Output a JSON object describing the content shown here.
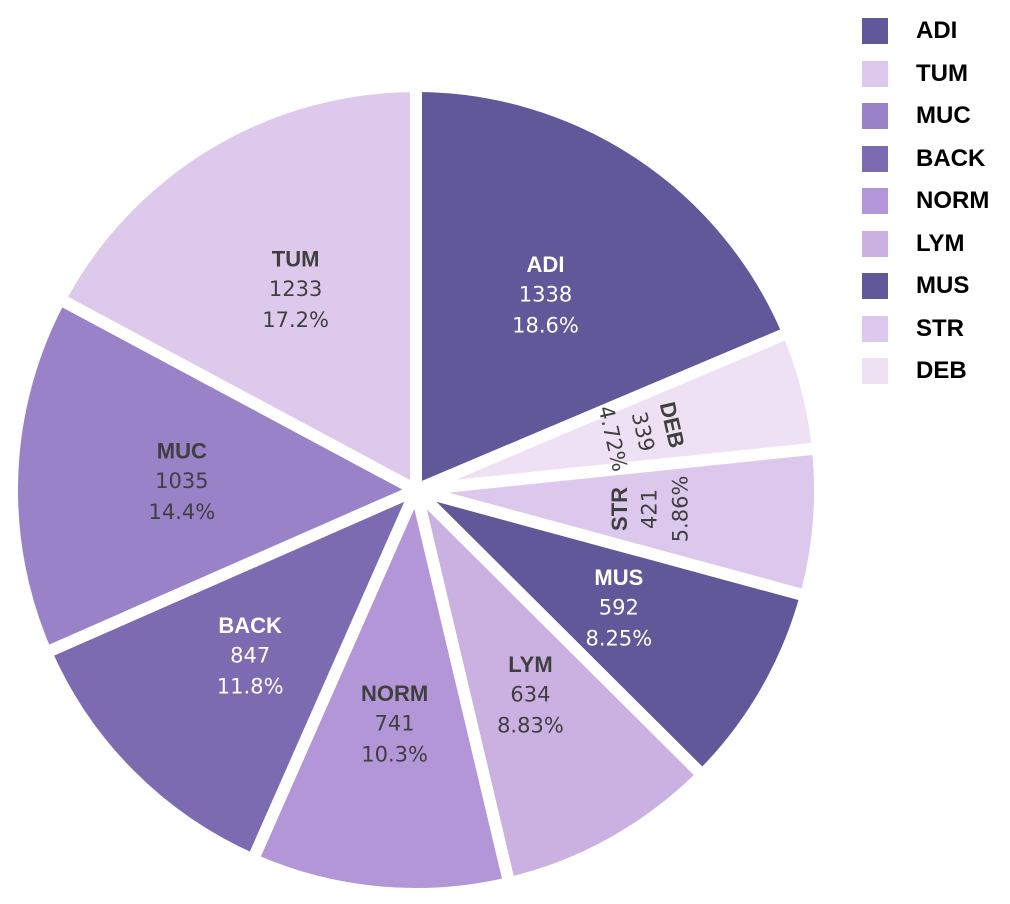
{
  "chart_data": {
    "type": "pie",
    "slices": [
      {
        "label": "ADI",
        "value": 1338,
        "percent": "18.6%",
        "color": "#61589a",
        "text_color": "#ffffff"
      },
      {
        "label": "DEB",
        "value": 339,
        "percent": "4.72%",
        "color": "#efe1f4",
        "text_color": "#3f3f3f"
      },
      {
        "label": "STR",
        "value": 421,
        "percent": "5.86%",
        "color": "#dcc8ec",
        "text_color": "#3f3f3f"
      },
      {
        "label": "MUS",
        "value": 592,
        "percent": "8.25%",
        "color": "#61589a",
        "text_color": "#ffffff"
      },
      {
        "label": "LYM",
        "value": 634,
        "percent": "8.83%",
        "color": "#cbb0e2",
        "text_color": "#3f3f3f"
      },
      {
        "label": "NORM",
        "value": 741,
        "percent": "10.3%",
        "color": "#b296d8",
        "text_color": "#3f3f3f"
      },
      {
        "label": "BACK",
        "value": 847,
        "percent": "11.8%",
        "color": "#7d6bb2",
        "text_color": "#ffffff"
      },
      {
        "label": "MUC",
        "value": 1035,
        "percent": "14.4%",
        "color": "#9a82c9",
        "text_color": "#3f3f3f"
      },
      {
        "label": "TUM",
        "value": 1233,
        "percent": "17.2%",
        "color": "#ddc9ec",
        "text_color": "#3f3f3f"
      }
    ],
    "legend": {
      "placement": "top-right",
      "entries": [
        {
          "label": "ADI",
          "color": "#61589a"
        },
        {
          "label": "TUM",
          "color": "#ddc9ec"
        },
        {
          "label": "MUC",
          "color": "#9a82c9"
        },
        {
          "label": "BACK",
          "color": "#7d6bb2"
        },
        {
          "label": "NORM",
          "color": "#b296d8"
        },
        {
          "label": "LYM",
          "color": "#cbb0e2"
        },
        {
          "label": "MUS",
          "color": "#61589a"
        },
        {
          "label": "STR",
          "color": "#dcc8ec"
        },
        {
          "label": "DEB",
          "color": "#efe1f4"
        }
      ]
    }
  }
}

----------

Copy all the data exactly as written, but skip any picture.

§ **TASK RESULT**:
Output a JSON object describing the content shown here.
{
  "chart_data": {
    "type": "pie",
    "slices": [
      {
        "label": "ADI",
        "value": 1338,
        "percent": "18.6%",
        "color": "#61589a",
        "text_color": "#ffffff"
      },
      {
        "label": "DEB",
        "value": 339,
        "percent": "4.72%",
        "color": "#efe1f4",
        "text_color": "#3f3f3f"
      },
      {
        "label": "STR",
        "value": 421,
        "percent": "5.86%",
        "color": "#dcc8ec",
        "text_color": "#3f3f3f"
      },
      {
        "label": "MUS",
        "value": 592,
        "percent": "8.25%",
        "color": "#61589a",
        "text_color": "#ffffff"
      },
      {
        "label": "LYM",
        "value": 634,
        "percent": "8.83%",
        "color": "#cbb0e2",
        "text_color": "#3f3f3f"
      },
      {
        "label": "NORM",
        "value": 741,
        "percent": "10.3%",
        "color": "#b296d8",
        "text_color": "#3f3f3f"
      },
      {
        "label": "BACK",
        "value": 847,
        "percent": "11.8%",
        "color": "#7d6bb2",
        "text_color": "#ffffff"
      },
      {
        "label": "MUC",
        "value": 1035,
        "percent": "14.4%",
        "color": "#9a82c9",
        "text_color": "#3f3f3f"
      },
      {
        "label": "TUM",
        "value": 1233,
        "percent": "17.2%",
        "color": "#ddc9ec",
        "text_color": "#3f3f3f"
      }
    ],
    "legend": {
      "placement": "top-right",
      "entries": [
        {
          "label": "ADI",
          "color": "#61589a"
        },
        {
          "label": "TUM",
          "color": "#ddc9ec"
        },
        {
          "label": "MUC",
          "color": "#9a82c9"
        },
        {
          "label": "BACK",
          "color": "#7d6bb2"
        },
        {
          "label": "NORM",
          "color": "#b296d8"
        },
        {
          "label": "LYM",
          "color": "#cbb0e2"
        },
        {
          "label": "MUS",
          "color": "#61589a"
        },
        {
          "label": "STR",
          "color": "#dcc8ec"
        },
        {
          "label": "DEB",
          "color": "#efe1f4"
        }
      ]
    }
  }
}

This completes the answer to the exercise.